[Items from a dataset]
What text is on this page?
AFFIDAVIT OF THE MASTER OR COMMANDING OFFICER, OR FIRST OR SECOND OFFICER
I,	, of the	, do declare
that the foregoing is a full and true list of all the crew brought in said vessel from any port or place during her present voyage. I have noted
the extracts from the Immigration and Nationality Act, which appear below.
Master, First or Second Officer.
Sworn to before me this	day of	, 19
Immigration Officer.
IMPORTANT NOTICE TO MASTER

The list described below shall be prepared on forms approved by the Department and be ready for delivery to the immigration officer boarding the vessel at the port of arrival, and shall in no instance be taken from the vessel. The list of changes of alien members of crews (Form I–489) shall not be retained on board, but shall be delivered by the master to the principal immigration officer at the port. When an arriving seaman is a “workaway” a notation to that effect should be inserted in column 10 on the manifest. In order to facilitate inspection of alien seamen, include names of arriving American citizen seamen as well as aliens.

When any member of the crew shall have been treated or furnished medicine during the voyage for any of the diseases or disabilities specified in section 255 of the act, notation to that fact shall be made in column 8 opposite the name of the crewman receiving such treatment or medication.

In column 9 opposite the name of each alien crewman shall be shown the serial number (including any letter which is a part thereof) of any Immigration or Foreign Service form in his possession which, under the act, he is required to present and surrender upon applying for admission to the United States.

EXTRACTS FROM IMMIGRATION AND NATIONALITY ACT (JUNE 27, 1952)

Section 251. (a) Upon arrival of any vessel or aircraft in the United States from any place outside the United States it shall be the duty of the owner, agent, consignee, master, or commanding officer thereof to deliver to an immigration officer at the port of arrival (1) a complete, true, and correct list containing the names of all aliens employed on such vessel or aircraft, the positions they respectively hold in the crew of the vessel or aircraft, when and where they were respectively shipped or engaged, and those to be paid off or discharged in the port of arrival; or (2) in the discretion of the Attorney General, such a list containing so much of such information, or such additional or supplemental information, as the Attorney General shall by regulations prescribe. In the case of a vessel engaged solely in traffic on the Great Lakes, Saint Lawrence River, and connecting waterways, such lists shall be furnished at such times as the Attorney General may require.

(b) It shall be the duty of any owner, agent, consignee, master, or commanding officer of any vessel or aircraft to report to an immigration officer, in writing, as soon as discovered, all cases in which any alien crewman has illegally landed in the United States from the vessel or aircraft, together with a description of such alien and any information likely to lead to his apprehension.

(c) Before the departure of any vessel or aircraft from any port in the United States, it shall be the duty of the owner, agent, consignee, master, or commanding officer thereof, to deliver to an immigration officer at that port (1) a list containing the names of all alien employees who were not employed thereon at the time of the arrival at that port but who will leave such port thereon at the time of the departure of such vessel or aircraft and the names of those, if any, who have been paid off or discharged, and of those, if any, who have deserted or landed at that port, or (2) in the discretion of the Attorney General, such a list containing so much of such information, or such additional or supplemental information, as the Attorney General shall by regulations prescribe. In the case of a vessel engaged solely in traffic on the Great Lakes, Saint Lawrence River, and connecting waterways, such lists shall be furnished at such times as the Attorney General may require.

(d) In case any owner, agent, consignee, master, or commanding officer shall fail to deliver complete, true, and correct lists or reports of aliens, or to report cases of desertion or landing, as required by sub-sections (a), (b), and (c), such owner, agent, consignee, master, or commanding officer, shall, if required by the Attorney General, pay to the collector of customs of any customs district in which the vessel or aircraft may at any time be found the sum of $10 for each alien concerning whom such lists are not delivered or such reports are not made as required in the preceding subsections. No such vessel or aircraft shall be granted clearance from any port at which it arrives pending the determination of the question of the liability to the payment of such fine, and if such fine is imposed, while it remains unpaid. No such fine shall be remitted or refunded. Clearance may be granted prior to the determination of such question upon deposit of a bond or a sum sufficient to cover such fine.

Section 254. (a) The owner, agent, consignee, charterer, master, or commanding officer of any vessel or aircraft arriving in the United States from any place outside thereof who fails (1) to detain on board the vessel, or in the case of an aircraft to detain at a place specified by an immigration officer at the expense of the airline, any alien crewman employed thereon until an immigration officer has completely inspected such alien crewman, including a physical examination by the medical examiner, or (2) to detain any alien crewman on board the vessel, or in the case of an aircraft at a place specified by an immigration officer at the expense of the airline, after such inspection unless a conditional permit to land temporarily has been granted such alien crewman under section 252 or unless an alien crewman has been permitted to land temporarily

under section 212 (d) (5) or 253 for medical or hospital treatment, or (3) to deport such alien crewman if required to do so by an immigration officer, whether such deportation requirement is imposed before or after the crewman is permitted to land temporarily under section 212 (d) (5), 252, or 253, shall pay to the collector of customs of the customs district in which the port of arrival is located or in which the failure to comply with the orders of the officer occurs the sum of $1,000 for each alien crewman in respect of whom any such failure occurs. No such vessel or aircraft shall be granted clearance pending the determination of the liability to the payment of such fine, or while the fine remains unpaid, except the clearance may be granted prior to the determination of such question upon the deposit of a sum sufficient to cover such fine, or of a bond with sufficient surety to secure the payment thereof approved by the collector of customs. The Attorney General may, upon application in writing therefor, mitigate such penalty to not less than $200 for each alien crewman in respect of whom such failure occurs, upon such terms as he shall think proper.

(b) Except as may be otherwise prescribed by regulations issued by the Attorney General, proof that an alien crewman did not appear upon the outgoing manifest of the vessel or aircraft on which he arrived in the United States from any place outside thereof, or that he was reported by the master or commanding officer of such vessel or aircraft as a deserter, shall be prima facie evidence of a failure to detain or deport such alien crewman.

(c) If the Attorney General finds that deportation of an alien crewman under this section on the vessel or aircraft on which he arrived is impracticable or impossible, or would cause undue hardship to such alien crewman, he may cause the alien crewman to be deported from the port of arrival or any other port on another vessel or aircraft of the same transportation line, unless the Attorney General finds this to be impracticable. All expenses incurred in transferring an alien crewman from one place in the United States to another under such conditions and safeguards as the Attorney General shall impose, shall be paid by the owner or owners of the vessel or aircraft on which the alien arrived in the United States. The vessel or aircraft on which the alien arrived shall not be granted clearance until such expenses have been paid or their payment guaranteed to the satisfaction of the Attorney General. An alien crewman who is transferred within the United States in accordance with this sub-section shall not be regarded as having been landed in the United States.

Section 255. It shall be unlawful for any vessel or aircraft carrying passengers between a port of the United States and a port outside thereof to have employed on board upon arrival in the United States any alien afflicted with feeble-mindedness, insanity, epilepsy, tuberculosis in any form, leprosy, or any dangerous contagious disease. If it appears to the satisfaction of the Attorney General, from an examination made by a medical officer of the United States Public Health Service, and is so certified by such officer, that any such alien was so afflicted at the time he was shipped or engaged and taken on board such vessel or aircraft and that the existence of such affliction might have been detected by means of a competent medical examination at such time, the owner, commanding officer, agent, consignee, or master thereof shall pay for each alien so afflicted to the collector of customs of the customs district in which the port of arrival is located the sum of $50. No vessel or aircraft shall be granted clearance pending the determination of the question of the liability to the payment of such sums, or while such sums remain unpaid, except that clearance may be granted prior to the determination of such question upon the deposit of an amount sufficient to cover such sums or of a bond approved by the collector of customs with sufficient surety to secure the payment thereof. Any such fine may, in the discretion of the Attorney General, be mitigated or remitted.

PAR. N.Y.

SHORT EXERCISE ▸ All of the data shown above must be copied exactly.

RESPONSE TO THE EXERCISE ▸
What text is on this page?
AFFIDAVIT OF THE MASTER OR COMMANDING OFFICER, OR FIRST OR SECOND OFFICER
I,	, of the	, do declare
that the foregoing is a full and true list of all the crew brought in said vessel from any port or place during her present voyage. I have noted
the extracts from the Immigration and Nationality Act, which appear below.
Master, First or Second Officer.
Sworn to before me this	day of	, 19
Immigration Officer.
IMPORTANT NOTICE TO MASTER

The list described below shall be prepared on forms approved by the Department and be ready for delivery to the immigration officer boarding the vessel at the port of arrival, and shall in no instance be taken from the vessel. The list of changes of alien members of crews (Form I–489) shall not be retained on board, but shall be delivered by the master to the principal immigration officer at the port. When an arriving seaman is a “workaway” a notation to that effect should be inserted in column 10 on the manifest. In order to facilitate inspection of alien seamen, include names of arriving American citizen seamen as well as aliens.

When any member of the crew shall have been treated or furnished medicine during the voyage for any of the diseases or disabilities specified in section 255 of the act, notation to that fact shall be made in column 8 opposite the name of the crewman receiving such treatment or medication.

In column 9 opposite the name of each alien crewman shall be shown the serial number (including any letter which is a part thereof) of any Immigration or Foreign Service form in his possession which, under the act, he is required to present and surrender upon applying for admission to the United States.

EXTRACTS FROM IMMIGRATION AND NATIONALITY ACT (JUNE 27, 1952)

Section 251. (a) Upon arrival of any vessel or aircraft in the United States from any place outside the United States it shall be the duty of the owner, agent, consignee, master, or commanding officer thereof to deliver to an immigration officer at the port of arrival (1) a complete, true, and correct list containing the names of all aliens employed on such vessel or aircraft, the positions they respectively hold in the crew of the vessel or aircraft, when and where they were respectively shipped or engaged, and those to be paid off or discharged in the port of arrival; or (2) in the discretion of the Attorney General, such a list containing so much of such information, or such additional or supplemental information, as the Attorney General shall by regulations prescribe. In the case of a vessel engaged solely in traffic on the Great Lakes, Saint Lawrence River, and connecting waterways, such lists shall be furnished at such times as the Attorney General may require.

(b) It shall be the duty of any owner, agent, consignee, master, or commanding officer of any vessel or aircraft to report to an immigration officer, in writing, as soon as discovered, all cases in which any alien crewman has illegally landed in the United States from the vessel or aircraft, together with a description of such alien and any information likely to lead to his apprehension.

(c) Before the departure of any vessel or aircraft from any port in the United States, it shall be the duty of the owner, agent, consignee, master, or commanding officer thereof, to deliver to an immigration officer at that port (1) a list containing the names of all alien employees who were not employed thereon at the time of the arrival at that port but who will leave such port thereon at the time of the departure of such vessel or aircraft and the names of those, if any, who have been paid off or discharged, and of those, if any, who have deserted or landed at that port, or (2) in the discretion of the Attorney General, such a list containing so much of such information, or such additional or supplemental information, as the Attorney General shall by regulations prescribe. In the case of a vessel engaged solely in traffic on the Great Lakes, Saint Lawrence River, and connecting waterways, such lists shall be furnished at such times as the Attorney General may require.

(d) In case any owner, agent, consignee, master, or commanding officer shall fail to deliver complete, true, and correct lists or reports of aliens, or to report cases of desertion or landing, as required by sub-sections (a), (b), and (c), such owner, agent, consignee, master, or commanding officer, shall, if required by the Attorney General, pay to the collector of customs of any customs district in which the vessel or aircraft may at any time be found the sum of $10 for each alien concerning whom such lists are not delivered or such reports are not made as required in the preceding subsections. No such vessel or aircraft shall be granted clearance from any port at which it arrives pending the determination of the question of the liability to the payment of such fine, and if such fine is imposed, while it remains unpaid. No such fine shall be remitted or refunded. Clearance may be granted prior to the determination of such question upon deposit of a bond or a sum sufficient to cover such fine.

Section 254. (a) The owner, agent, consignee, charterer, master, or commanding officer of any vessel or aircraft arriving in the United States from any place outside thereof who fails (1) to detain on board the vessel, or in the case of an aircraft to detain at a place specified by an immigration officer at the expense of the airline, any alien crewman employed thereon until an immigration officer has completely inspected such alien crewman, including a physical examination by the medical examiner, or (2) to detain any alien crewman on board the vessel, or in the case of an aircraft at a place specified by an immigration officer at the expense of the airline, after such inspection unless a conditional permit to land temporarily has been granted such alien crewman under section 252 or unless an alien crewman has been permitted to land temporarily

under section 212 (d) (5) or 253 for medical or hospital treatment, or (3) to deport such alien crewman if required to do so by an immigration officer, whether such deportation requirement is imposed before or after the crewman is permitted to land temporarily under section 212 (d) (5), 252, or 253, shall pay to the collector of customs of the customs district in which the port of arrival is located or in which the failure to comply with the orders of the officer occurs the sum of $1,000 for each alien crewman in respect of whom any such failure occurs. No such vessel or aircraft shall be granted clearance pending the determination of the liability to the payment of such fine, or while the fine remains unpaid, except the clearance may be granted prior to the determination of such question upon the deposit of a sum sufficient to cover such fine, or of a bond with sufficient surety to secure the payment thereof approved by the collector of customs. The Attorney General may, upon application in writing therefor, mitigate such penalty to not less than $200 for each alien crewman in respect of whom such failure occurs, upon such terms as he shall think proper.

(b) Except as may be otherwise prescribed by regulations issued by the Attorney General, proof that an alien crewman did not appear upon the outgoing manifest of the vessel or aircraft on which he arrived in the United States from any place outside thereof, or that he was reported by the master or commanding officer of such vessel or aircraft as a deserter, shall be prima facie evidence of a failure to detain or deport such alien crewman.

(c) If the Attorney General finds that deportation of an alien crewman under this section on the vessel or aircraft on which he arrived is impracticable or impossible, or would cause undue hardship to such alien crewman, he may cause the alien crewman to be deported from the port of arrival or any other port on another vessel or aircraft of the same transportation line, unless the Attorney General finds this to be impracticable. All expenses incurred in transferring an alien crewman from one place in the United States to another under such conditions and safeguards as the Attorney General shall impose, shall be paid by the owner or owners of the vessel or aircraft on which the alien arrived in the United States. The vessel or aircraft on which the alien arrived shall not be granted clearance until such expenses have been paid or their payment guaranteed to the satisfaction of the Attorney General. An alien crewman who is transferred within the United States in accordance with this sub-section shall not be regarded as having been landed in the United States.

Section 255. It shall be unlawful for any vessel or aircraft carrying passengers between a port of the United States and a port outside thereof to have employed on board upon arrival in the United States any alien afflicted with feeble-mindedness, insanity, epilepsy, tuberculosis in any form, leprosy, or any dangerous contagious disease. If it appears to the satisfaction of the Attorney General, from an examination made by a medical officer of the United States Public Health Service, and is so certified by such officer, that any such alien was so afflicted at the time he was shipped or engaged and taken on board such vessel or aircraft and that the existence of such affliction might have been detected by means of a competent medical examination at such time, the owner, commanding officer, agent, consignee, or master thereof shall pay for each alien so afflicted to the collector of customs of the customs district in which the port of arrival is located the sum of $50. No vessel or aircraft shall be granted clearance pending the determination of the question of the liability to the payment of such sums, or while such sums remain unpaid, except that clearance may be granted prior to the determination of such question upon the deposit of an amount sufficient to cover such sums or of a bond approved by the collector of customs with sufficient surety to secure the payment thereof. Any such fine may, in the discretion of the Attorney General, be mitigated or remitted.

PAR. N.Y.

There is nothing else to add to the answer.